## Dataset excerpts
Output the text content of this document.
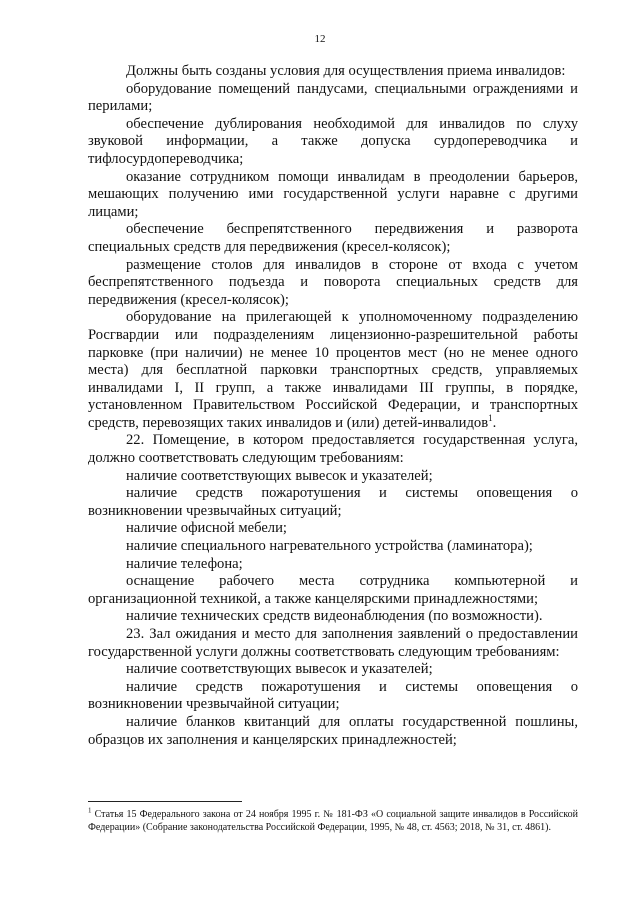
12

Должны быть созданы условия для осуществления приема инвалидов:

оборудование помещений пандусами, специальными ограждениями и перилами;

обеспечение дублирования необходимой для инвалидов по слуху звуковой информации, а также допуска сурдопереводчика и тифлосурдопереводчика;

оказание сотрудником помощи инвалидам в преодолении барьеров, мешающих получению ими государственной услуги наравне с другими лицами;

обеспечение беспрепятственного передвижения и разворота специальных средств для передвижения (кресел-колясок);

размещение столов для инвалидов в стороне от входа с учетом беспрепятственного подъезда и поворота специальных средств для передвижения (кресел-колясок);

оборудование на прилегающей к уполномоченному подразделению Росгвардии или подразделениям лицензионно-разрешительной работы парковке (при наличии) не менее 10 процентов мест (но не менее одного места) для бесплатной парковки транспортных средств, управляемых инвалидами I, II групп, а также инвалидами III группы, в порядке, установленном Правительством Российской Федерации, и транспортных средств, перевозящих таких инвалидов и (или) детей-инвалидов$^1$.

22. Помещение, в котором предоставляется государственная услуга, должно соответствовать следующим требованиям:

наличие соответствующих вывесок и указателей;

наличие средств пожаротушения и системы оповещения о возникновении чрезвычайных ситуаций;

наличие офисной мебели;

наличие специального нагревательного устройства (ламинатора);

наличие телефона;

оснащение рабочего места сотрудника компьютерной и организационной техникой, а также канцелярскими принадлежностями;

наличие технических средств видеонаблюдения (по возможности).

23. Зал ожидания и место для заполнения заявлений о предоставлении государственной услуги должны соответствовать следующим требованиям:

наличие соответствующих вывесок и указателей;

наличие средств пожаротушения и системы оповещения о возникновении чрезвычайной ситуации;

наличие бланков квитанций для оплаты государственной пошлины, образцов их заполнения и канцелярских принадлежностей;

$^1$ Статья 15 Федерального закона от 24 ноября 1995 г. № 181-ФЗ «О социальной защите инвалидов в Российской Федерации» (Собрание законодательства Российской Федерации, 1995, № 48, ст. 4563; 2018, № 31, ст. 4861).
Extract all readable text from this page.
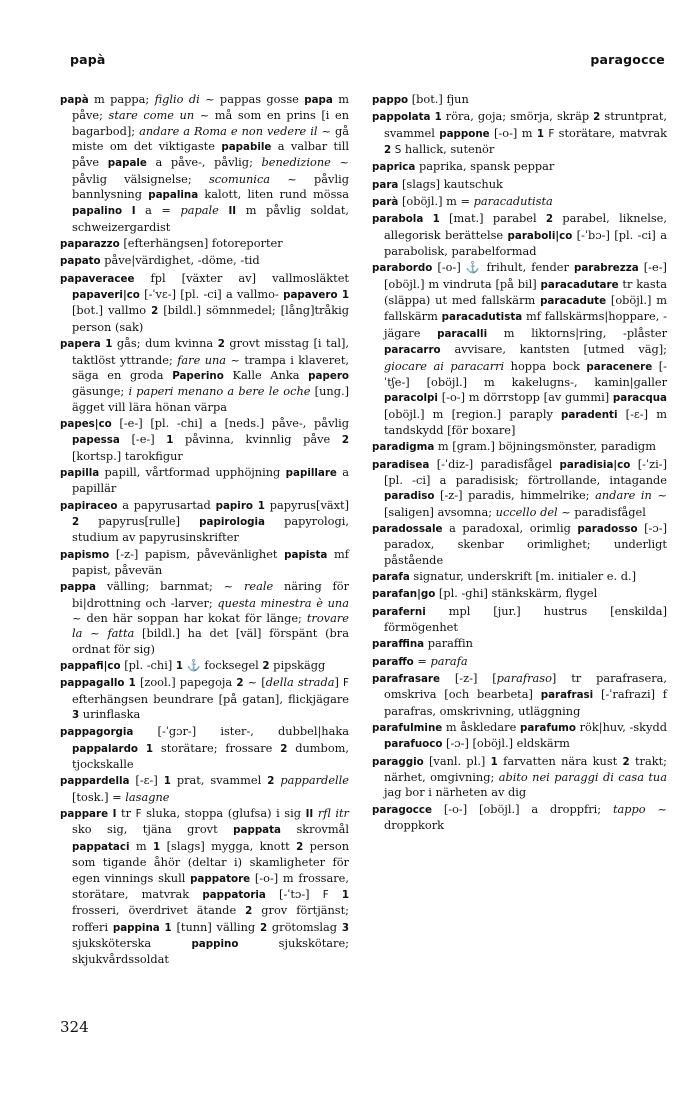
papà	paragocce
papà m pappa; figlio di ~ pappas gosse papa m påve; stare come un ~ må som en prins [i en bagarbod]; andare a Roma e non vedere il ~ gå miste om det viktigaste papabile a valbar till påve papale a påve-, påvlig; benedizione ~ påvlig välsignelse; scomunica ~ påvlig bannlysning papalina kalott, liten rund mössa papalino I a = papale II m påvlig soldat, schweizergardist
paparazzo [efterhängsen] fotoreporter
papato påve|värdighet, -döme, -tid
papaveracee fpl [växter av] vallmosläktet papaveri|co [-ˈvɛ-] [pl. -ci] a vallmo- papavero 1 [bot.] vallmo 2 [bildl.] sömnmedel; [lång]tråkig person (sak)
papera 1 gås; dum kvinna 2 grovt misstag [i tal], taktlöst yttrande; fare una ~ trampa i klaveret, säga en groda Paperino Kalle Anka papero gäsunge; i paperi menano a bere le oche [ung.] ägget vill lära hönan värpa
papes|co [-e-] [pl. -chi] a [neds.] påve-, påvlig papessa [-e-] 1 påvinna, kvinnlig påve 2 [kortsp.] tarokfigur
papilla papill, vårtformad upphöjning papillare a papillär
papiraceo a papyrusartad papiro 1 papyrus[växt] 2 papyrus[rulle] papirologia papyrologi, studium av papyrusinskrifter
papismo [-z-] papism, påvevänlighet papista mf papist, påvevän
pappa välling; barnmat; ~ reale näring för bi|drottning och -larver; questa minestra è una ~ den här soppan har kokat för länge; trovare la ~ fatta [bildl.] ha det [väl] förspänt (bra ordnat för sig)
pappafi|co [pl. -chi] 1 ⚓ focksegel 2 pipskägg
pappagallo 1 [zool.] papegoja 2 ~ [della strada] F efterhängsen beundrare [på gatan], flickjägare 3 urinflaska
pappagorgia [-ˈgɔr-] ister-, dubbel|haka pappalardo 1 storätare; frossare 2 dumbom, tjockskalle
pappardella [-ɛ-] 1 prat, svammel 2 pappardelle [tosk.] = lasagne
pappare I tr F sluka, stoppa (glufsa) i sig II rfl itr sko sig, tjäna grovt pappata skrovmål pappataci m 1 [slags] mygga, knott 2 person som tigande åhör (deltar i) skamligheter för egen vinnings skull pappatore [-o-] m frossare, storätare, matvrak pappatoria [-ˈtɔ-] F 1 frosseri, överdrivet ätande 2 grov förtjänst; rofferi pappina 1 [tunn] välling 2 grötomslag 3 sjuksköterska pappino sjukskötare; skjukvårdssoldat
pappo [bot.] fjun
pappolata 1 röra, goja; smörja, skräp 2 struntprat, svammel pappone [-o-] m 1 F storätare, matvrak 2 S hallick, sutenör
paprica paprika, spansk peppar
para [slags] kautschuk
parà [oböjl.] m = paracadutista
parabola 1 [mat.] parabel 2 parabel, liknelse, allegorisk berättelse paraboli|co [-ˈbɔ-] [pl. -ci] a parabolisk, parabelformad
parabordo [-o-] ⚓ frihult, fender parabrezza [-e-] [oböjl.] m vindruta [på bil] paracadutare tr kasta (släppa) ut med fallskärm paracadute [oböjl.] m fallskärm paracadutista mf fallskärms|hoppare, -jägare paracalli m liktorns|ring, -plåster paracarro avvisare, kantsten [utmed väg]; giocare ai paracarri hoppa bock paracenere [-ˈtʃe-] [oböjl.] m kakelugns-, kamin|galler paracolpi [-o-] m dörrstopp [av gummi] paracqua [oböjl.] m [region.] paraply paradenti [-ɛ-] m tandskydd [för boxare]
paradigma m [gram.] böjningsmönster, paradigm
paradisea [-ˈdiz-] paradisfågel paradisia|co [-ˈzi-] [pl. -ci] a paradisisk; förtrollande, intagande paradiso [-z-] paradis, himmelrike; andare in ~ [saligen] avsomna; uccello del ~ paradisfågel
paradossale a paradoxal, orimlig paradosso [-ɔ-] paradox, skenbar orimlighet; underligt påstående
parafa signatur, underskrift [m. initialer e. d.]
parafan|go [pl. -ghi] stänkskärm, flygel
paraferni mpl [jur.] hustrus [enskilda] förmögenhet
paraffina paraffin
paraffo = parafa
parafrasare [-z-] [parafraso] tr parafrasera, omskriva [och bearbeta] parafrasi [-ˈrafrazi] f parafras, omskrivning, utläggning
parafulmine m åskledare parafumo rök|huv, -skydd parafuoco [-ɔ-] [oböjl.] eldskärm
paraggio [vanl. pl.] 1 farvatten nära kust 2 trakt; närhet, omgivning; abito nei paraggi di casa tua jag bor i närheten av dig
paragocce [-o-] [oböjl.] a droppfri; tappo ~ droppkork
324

## Exercise
Transcribe the material exactly, leaving every picture out.

## Full output
Output the text content of this document.
12

Должны быть созданы условия для осуществления приема инвалидов:

оборудование помещений пандусами, специальными ограждениями и перилами;

обеспечение дублирования необходимой для инвалидов по слуху звуковой информации, а также допуска сурдопереводчика и тифлосурдопереводчика;

оказание сотрудником помощи инвалидам в преодолении барьеров, мешающих получению ими государственной услуги наравне с другими лицами;

обеспечение беспрепятственного передвижения и разворота специальных средств для передвижения (кресел-колясок);

размещение столов для инвалидов в стороне от входа с учетом беспрепятственного подъезда и поворота специальных средств для передвижения (кресел-колясок);

оборудование на прилегающей к уполномоченному подразделению Росгвардии или подразделениям лицензионно-разрешительной работы парковке (при наличии) не менее 10 процентов мест (но не менее одного места) для бесплатной парковки транспортных средств, управляемых инвалидами I, II групп, а также инвалидами III группы, в порядке, установленном Правительством Российской Федерации, и транспортных средств, перевозящих таких инвалидов и (или) детей-инвалидов$^1$.

22. Помещение, в котором предоставляется государственная услуга, должно соответствовать следующим требованиям:

наличие соответствующих вывесок и указателей;

наличие средств пожаротушения и системы оповещения о возникновении чрезвычайных ситуаций;

наличие офисной мебели;

наличие специального нагревательного устройства (ламинатора);

наличие телефона;

оснащение рабочего места сотрудника компьютерной и организационной техникой, а также канцелярскими принадлежностями;

наличие технических средств видеонаблюдения (по возможности).

23. Зал ожидания и место для заполнения заявлений о предоставлении государственной услуги должны соответствовать следующим требованиям:

наличие соответствующих вывесок и указателей;

наличие средств пожаротушения и системы оповещения о возникновении чрезвычайной ситуации;

наличие бланков квитанций для оплаты государственной пошлины, образцов их заполнения и канцелярских принадлежностей;

$^1$ Статья 15 Федерального закона от 24 ноября 1995 г. № 181-ФЗ «О социальной защите инвалидов в Российской Федерации» (Собрание законодательства Российской Федерации, 1995, № 48, ст. 4563; 2018, № 31, ст. 4861).
Extract all readable text from this page.
papà	paragocce
papà m pappa; figlio di ~ pappas gosse papa m påve; stare come un ~ må som en prins [i en bagarbod]; andare a Roma e non vedere il ~ gå miste om det viktigaste papabile a valbar till påve papale a påve-, påvlig; benedizione ~ påvlig välsignelse; scomunica ~ påvlig bannlysning papalina kalott, liten rund mössa papalino I a = papale II m påvlig soldat, schweizergardist
paparazzo [efterhängsen] fotoreporter
papato påve|värdighet, -döme, -tid
papaveracee fpl [växter av] vallmosläktet papaveri|co [-ˈvɛ-] [pl. -ci] a vallmo- papavero 1 [bot.] vallmo 2 [bildl.] sömnmedel; [lång]tråkig person (sak)
papera 1 gås; dum kvinna 2 grovt misstag [i tal], taktlöst yttrande; fare una ~ trampa i klaveret, säga en groda Paperino Kalle Anka papero gäsunge; i paperi menano a bere le oche [ung.] ägget vill lära hönan värpa
papes|co [-e-] [pl. -chi] a [neds.] påve-, påvlig papessa [-e-] 1 påvinna, kvinnlig påve 2 [kortsp.] tarokfigur
papilla papill, vårtformad upphöjning papillare a papillär
papiraceo a papyrusartad papiro 1 papyrus[växt] 2 papyrus[rulle] papirologia papyrologi, studium av papyrusinskrifter
papismo [-z-] papism, påvevänlighet papista mf papist, påvevän
pappa välling; barnmat; ~ reale näring för bi|drottning och -larver; questa minestra è una ~ den här soppan har kokat för länge; trovare la ~ fatta [bildl.] ha det [väl] förspänt (bra ordnat för sig)
pappafi|co [pl. -chi] 1 ⚓ focksegel 2 pipskägg
pappagallo 1 [zool.] papegoja 2 ~ [della strada] F efterhängsen beundrare [på gatan], flickjägare 3 urinflaska
pappagorgia [-ˈgɔr-] ister-, dubbel|haka pappalardo 1 storätare; frossare 2 dumbom, tjockskalle
pappardella [-ɛ-] 1 prat, svammel 2 pappardelle [tosk.] = lasagne
pappare I tr F sluka, stoppa (glufsa) i sig II rfl itr sko sig, tjäna grovt pappata skrovmål pappataci m 1 [slags] mygga, knott 2 person som tigande åhör (deltar i) skamligheter för egen vinnings skull pappatore [-o-] m frossare, storätare, matvrak pappatoria [-ˈtɔ-] F 1 frosseri, överdrivet ätande 2 grov förtjänst; rofferi pappina 1 [tunn] välling 2 grötomslag 3 sjuksköterska pappino sjukskötare; skjukvårdssoldat
pappo [bot.] fjun
pappolata 1 röra, goja; smörja, skräp 2 struntprat, svammel pappone [-o-] m 1 F storätare, matvrak 2 S hallick, sutenör
paprica paprika, spansk peppar
para [slags] kautschuk
parà [oböjl.] m = paracadutista
parabola 1 [mat.] parabel 2 parabel, liknelse, allegorisk berättelse paraboli|co [-ˈbɔ-] [pl. -ci] a parabolisk, parabelformad
parabordo [-o-] ⚓ frihult, fender parabrezza [-e-] [oböjl.] m vindruta [på bil] paracadutare tr kasta (släppa) ut med fallskärm paracadute [oböjl.] m fallskärm paracadutista mf fallskärms|hoppare, -jägare paracalli m liktorns|ring, -plåster paracarro avvisare, kantsten [utmed väg]; giocare ai paracarri hoppa bock paracenere [-ˈtʃe-] [oböjl.] m kakelugns-, kamin|galler paracolpi [-o-] m dörrstopp [av gummi] paracqua [oböjl.] m [region.] paraply paradenti [-ɛ-] m tandskydd [för boxare]
paradigma m [gram.] böjningsmönster, paradigm
paradisea [-ˈdiz-] paradisfågel paradisia|co [-ˈzi-] [pl. -ci] a paradisisk; förtrollande, intagande paradiso [-z-] paradis, himmelrike; andare in ~ [saligen] avsomna; uccello del ~ paradisfågel
paradossale a paradoxal, orimlig paradosso [-ɔ-] paradox, skenbar orimlighet; underligt påstående
parafa signatur, underskrift [m. initialer e. d.]
parafan|go [pl. -ghi] stänkskärm, flygel
paraferni mpl [jur.] hustrus [enskilda] förmögenhet
paraffina paraffin
paraffo = parafa
parafrasare [-z-] [parafraso] tr parafrasera, omskriva [och bearbeta] parafrasi [-ˈrafrazi] f parafras, omskrivning, utläggning
parafulmine m åskledare parafumo rök|huv, -skydd parafuoco [-ɔ-] [oböjl.] eldskärm
paraggio [vanl. pl.] 1 farvatten nära kust 2 trakt; närhet, omgivning; abito nei paraggi di casa tua jag bor i närheten av dig
paragocce [-o-] [oböjl.] a droppfri; tappo ~ droppkork
324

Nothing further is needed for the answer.